Given data ->
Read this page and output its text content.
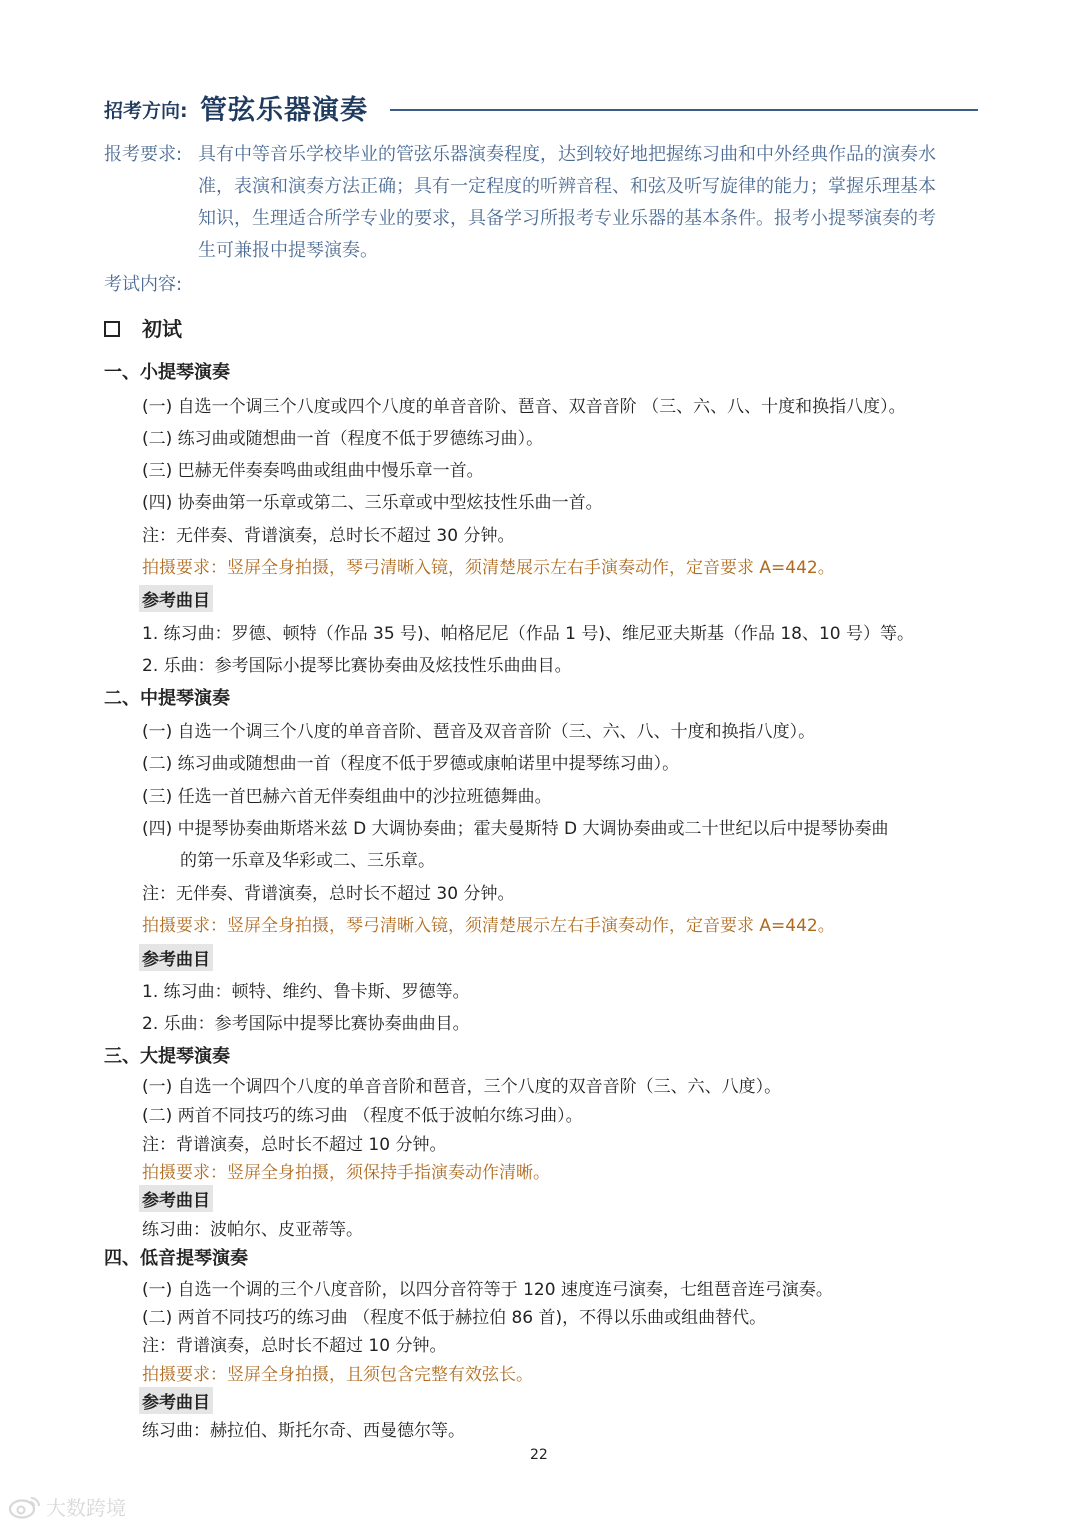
招考方向: 管弦乐器演奏
报考要求: 具有中等音乐学校毕业的管弦乐器演奏程度，达到较好地把握练习曲和中外经典作品的演奏水
准，表演和演奏方法正确；具有一定程度的听辨音程、和弦及听写旋律的能力；掌握乐理基本
知识，生理适合所学专业的要求，具备学习所报考专业乐器的基本条件。报考小提琴演奏的考
生可兼报中提琴演奏。
考试内容:
初试
一、小提琴演奏
(一) 自选一个调三个八度或四个八度的单音音阶、琶音、双音音阶 （三、六、八、十度和换指八度）。
(二) 练习曲或随想曲一首（程度不低于罗德练习曲）。
(三) 巴赫无伴奏奏鸣曲或组曲中慢乐章一首。
(四) 协奏曲第一乐章或第二、三乐章或中型炫技性乐曲一首。
注：无伴奏、背谱演奏，总时长不超过 30 分钟。
拍摄要求：竖屏全身拍摄，琴弓清晰入镜，须清楚展示左右手演奏动作，定音要求 A=442。
参考曲目
1. 练习曲：罗德、顿特（作品 35 号)、帕格尼尼（作品 1 号)、维尼亚夫斯基（作品 18、10 号）等。
2. 乐曲：参考国际小提琴比赛协奏曲及炫技性乐曲曲目。
二、中提琴演奏
(一) 自选一个调三个八度的单音音阶、琶音及双音音阶（三、六、八、十度和换指八度）。
(二) 练习曲或随想曲一首（程度不低于罗德或康帕诺里中提琴练习曲）。
(三) 任选一首巴赫六首无伴奏组曲中的沙拉班德舞曲。
(四) 中提琴协奏曲斯塔米兹 D 大调协奏曲；霍夫曼斯特 D 大调协奏曲或二十世纪以后中提琴协奏曲
的第一乐章及华彩或二、三乐章。
注：无伴奏、背谱演奏，总时长不超过 30 分钟。
拍摄要求：竖屏全身拍摄，琴弓清晰入镜，须清楚展示左右手演奏动作，定音要求 A=442。
参考曲目
1. 练习曲：顿特、维约、鲁卡斯、罗德等。
2. 乐曲：参考国际中提琴比赛协奏曲曲目。
三、大提琴演奏
(一) 自选一个调四个八度的单音音阶和琶音，三个八度的双音音阶（三、六、八度）。
(二) 两首不同技巧的练习曲 （程度不低于波帕尔练习曲）。
注：背谱演奏，总时长不超过 10 分钟。
拍摄要求：竖屏全身拍摄，须保持手指演奏动作清晰。
参考曲目
练习曲：波帕尔、皮亚蒂等。
四、低音提琴演奏
(一) 自选一个调的三个八度音阶，以四分音符等于 120 速度连弓演奏，七组琶音连弓演奏。
(二) 两首不同技巧的练习曲 （程度不低于赫拉伯 86 首)，不得以乐曲或组曲替代。
注：背谱演奏，总时长不超过 10 分钟。
拍摄要求：竖屏全身拍摄，且须包含完整有效弦长。
参考曲目
练习曲：赫拉伯、斯托尔奇、西曼德尔等。
22
大数跨境
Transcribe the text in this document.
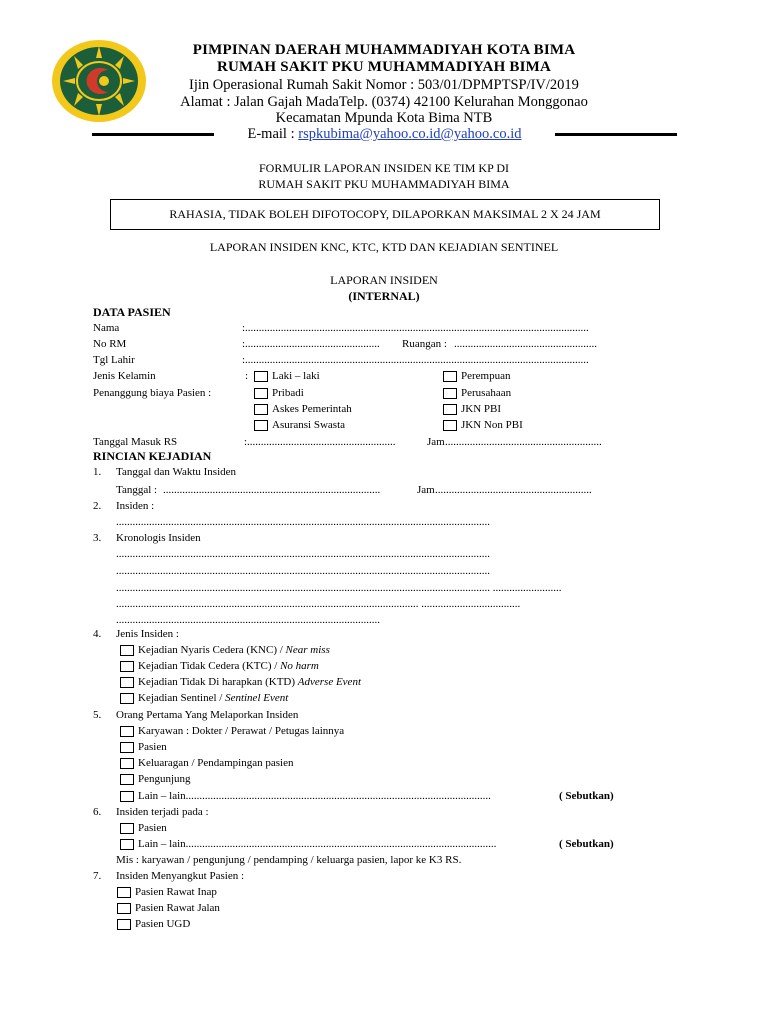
PIMPINAN DAERAH MUHAMMADIYAH KOTA BIMA
RUMAH SAKIT PKU MUHAMMADIYAH BIMA
Ijin Operasional Rumah Sakit Nomor : 503/01/DPMPTSP/IV/2019
Alamat : Jalan Gajah MadaTelp. (0374) 42100 Kelurahan Monggonao
Kecamatan Mpunda Kota Bima NTB
E-mail : rspkubima@yahoo.co.id@yahoo.co.id
FORMULIR LAPORAN INSIDEN KE TIM KP DI
RUMAH SAKIT PKU MUHAMMADIYAH BIMA
RAHASIA, TIDAK BOLEH DIFOTOCOPY, DILAPORKAN MAKSIMAL 2 X 24 JAM
LAPORAN INSIDEN KNC, KTC, KTD DAN KEJADIAN SENTINEL
LAPORAN INSIDEN
(INTERNAL)
DATA PASIEN
Nama	:.............................................................................................................................
No RM	:................................................. Ruangan : ....................................................
Tgl Lahir	:.............................................................................................................................
Jenis Kelamin	:	Laki – laki	Perempuan
Penanggung biaya Pasien :	Pribadi	Perusahaan
Askes Pemerintah	JKN PBI
Asuransi Swasta	JKN Non PBI
Tanggal Masuk RS	:......................................................	Jam .........................................................
RINCIAN KEJADIAN
1. Tanggal dan Waktu Insiden
Tanggal : ...............................................................................	Jam .........................................................
2. Insiden :
........................................................................................................................................
3. Kronologis Insiden
........................................................................................................................................
........................................................................................................................................
........................................................................................................................................ .........................
.............................................................................................................. ....................................
................................................................................................
4. Jenis Insiden :
Kejadian Nyaris Cedera (KNC) / Near miss
Kejadian Tidak Cedera (KTC) / No harm
Kejadian Tidak Di harapkan (KTD) Adverse Event
Kejadian Sentinel / Sentinel Event
5. Orang Pertama Yang Melaporkan Insiden
Karyawan : Dokter / Perawat / Petugas lainnya
Pasien
Keluaragan / Pendampingan pasien
Pengunjung
Lain – lain...............................................................................................................	( Sebutkan)
6. Insiden terjadi pada :
Pasien
Lain – lain.................................................................................................................	( Sebutkan)
Mis : karyawan / pengunjung / pendamping / keluarga pasien, lapor ke K3 RS.
7. Insiden Menyangkut Pasien :
Pasien Rawat Inap
Pasien Rawat Jalan
Pasien UGD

Given request ->
Repeat the material above in full and exactly, apart from the pictures.

Solution to the problem ->
Read this page and output its text content.
招考方向: 管弦乐器演奏
报考要求: 具有中等音乐学校毕业的管弦乐器演奏程度，达到较好地把握练习曲和中外经典作品的演奏水
准，表演和演奏方法正确；具有一定程度的听辨音程、和弦及听写旋律的能力；掌握乐理基本
知识，生理适合所学专业的要求，具备学习所报考专业乐器的基本条件。报考小提琴演奏的考
生可兼报中提琴演奏。
考试内容:
初试
一、小提琴演奏
(一) 自选一个调三个八度或四个八度的单音音阶、琶音、双音音阶 （三、六、八、十度和换指八度）。
(二) 练习曲或随想曲一首（程度不低于罗德练习曲）。
(三) 巴赫无伴奏奏鸣曲或组曲中慢乐章一首。
(四) 协奏曲第一乐章或第二、三乐章或中型炫技性乐曲一首。
注：无伴奏、背谱演奏，总时长不超过 30 分钟。
拍摄要求：竖屏全身拍摄，琴弓清晰入镜，须清楚展示左右手演奏动作，定音要求 A=442。
参考曲目
1. 练习曲：罗德、顿特（作品 35 号)、帕格尼尼（作品 1 号)、维尼亚夫斯基（作品 18、10 号）等。
2. 乐曲：参考国际小提琴比赛协奏曲及炫技性乐曲曲目。
二、中提琴演奏
(一) 自选一个调三个八度的单音音阶、琶音及双音音阶（三、六、八、十度和换指八度）。
(二) 练习曲或随想曲一首（程度不低于罗德或康帕诺里中提琴练习曲）。
(三) 任选一首巴赫六首无伴奏组曲中的沙拉班德舞曲。
(四) 中提琴协奏曲斯塔米兹 D 大调协奏曲；霍夫曼斯特 D 大调协奏曲或二十世纪以后中提琴协奏曲
的第一乐章及华彩或二、三乐章。
注：无伴奏、背谱演奏，总时长不超过 30 分钟。
拍摄要求：竖屏全身拍摄，琴弓清晰入镜，须清楚展示左右手演奏动作，定音要求 A=442。
参考曲目
1. 练习曲：顿特、维约、鲁卡斯、罗德等。
2. 乐曲：参考国际中提琴比赛协奏曲曲目。
三、大提琴演奏
(一) 自选一个调四个八度的单音音阶和琶音，三个八度的双音音阶（三、六、八度）。
(二) 两首不同技巧的练习曲 （程度不低于波帕尔练习曲）。
注：背谱演奏，总时长不超过 10 分钟。
拍摄要求：竖屏全身拍摄，须保持手指演奏动作清晰。
参考曲目
练习曲：波帕尔、皮亚蒂等。
四、低音提琴演奏
(一) 自选一个调的三个八度音阶，以四分音符等于 120 速度连弓演奏，七组琶音连弓演奏。
(二) 两首不同技巧的练习曲 （程度不低于赫拉伯 86 首)，不得以乐曲或组曲替代。
注：背谱演奏，总时长不超过 10 分钟。
拍摄要求：竖屏全身拍摄，且须包含完整有效弦长。
参考曲目
练习曲：赫拉伯、斯托尔奇、西曼德尔等。
22
大数跨境
Transcribe the text in this document.
PIMPINAN DAERAH MUHAMMADIYAH KOTA BIMA
RUMAH SAKIT PKU MUHAMMADIYAH BIMA
Ijin Operasional Rumah Sakit Nomor : 503/01/DPMPTSP/IV/2019
Alamat : Jalan Gajah MadaTelp. (0374) 42100 Kelurahan Monggonao
Kecamatan Mpunda Kota Bima NTB
E-mail : rspkubima@yahoo.co.id@yahoo.co.id
FORMULIR LAPORAN INSIDEN KE TIM KP DI
RUMAH SAKIT PKU MUHAMMADIYAH BIMA
RAHASIA, TIDAK BOLEH DIFOTOCOPY, DILAPORKAN MAKSIMAL 2 X 24 JAM
LAPORAN INSIDEN KNC, KTC, KTD DAN KEJADIAN SENTINEL
LAPORAN INSIDEN
(INTERNAL)
DATA PASIEN
Nama	:.............................................................................................................................
No RM	:................................................. Ruangan : ....................................................
Tgl Lahir	:.............................................................................................................................
Jenis Kelamin	:	Laki – laki	Perempuan
Penanggung biaya Pasien :	Pribadi	Perusahaan
Askes Pemerintah	JKN PBI
Asuransi Swasta	JKN Non PBI
Tanggal Masuk RS	:......................................................	Jam .........................................................
RINCIAN KEJADIAN
1. Tanggal dan Waktu Insiden
Tanggal : ...............................................................................	Jam .........................................................
2. Insiden :
........................................................................................................................................
3. Kronologis Insiden
........................................................................................................................................
........................................................................................................................................
........................................................................................................................................ .........................
.............................................................................................................. ....................................
................................................................................................
4. Jenis Insiden :
Kejadian Nyaris Cedera (KNC) / Near miss
Kejadian Tidak Cedera (KTC) / No harm
Kejadian Tidak Di harapkan (KTD) Adverse Event
Kejadian Sentinel / Sentinel Event
5. Orang Pertama Yang Melaporkan Insiden
Karyawan : Dokter / Perawat / Petugas lainnya
Pasien
Keluaragan / Pendampingan pasien
Pengunjung
Lain – lain...............................................................................................................	( Sebutkan)
6. Insiden terjadi pada :
Pasien
Lain – lain.................................................................................................................	( Sebutkan)
Mis : karyawan / pengunjung / pendamping / keluarga pasien, lapor ke K3 RS.
7. Insiden Menyangkut Pasien :
Pasien Rawat Inap
Pasien Rawat Jalan
Pasien UGD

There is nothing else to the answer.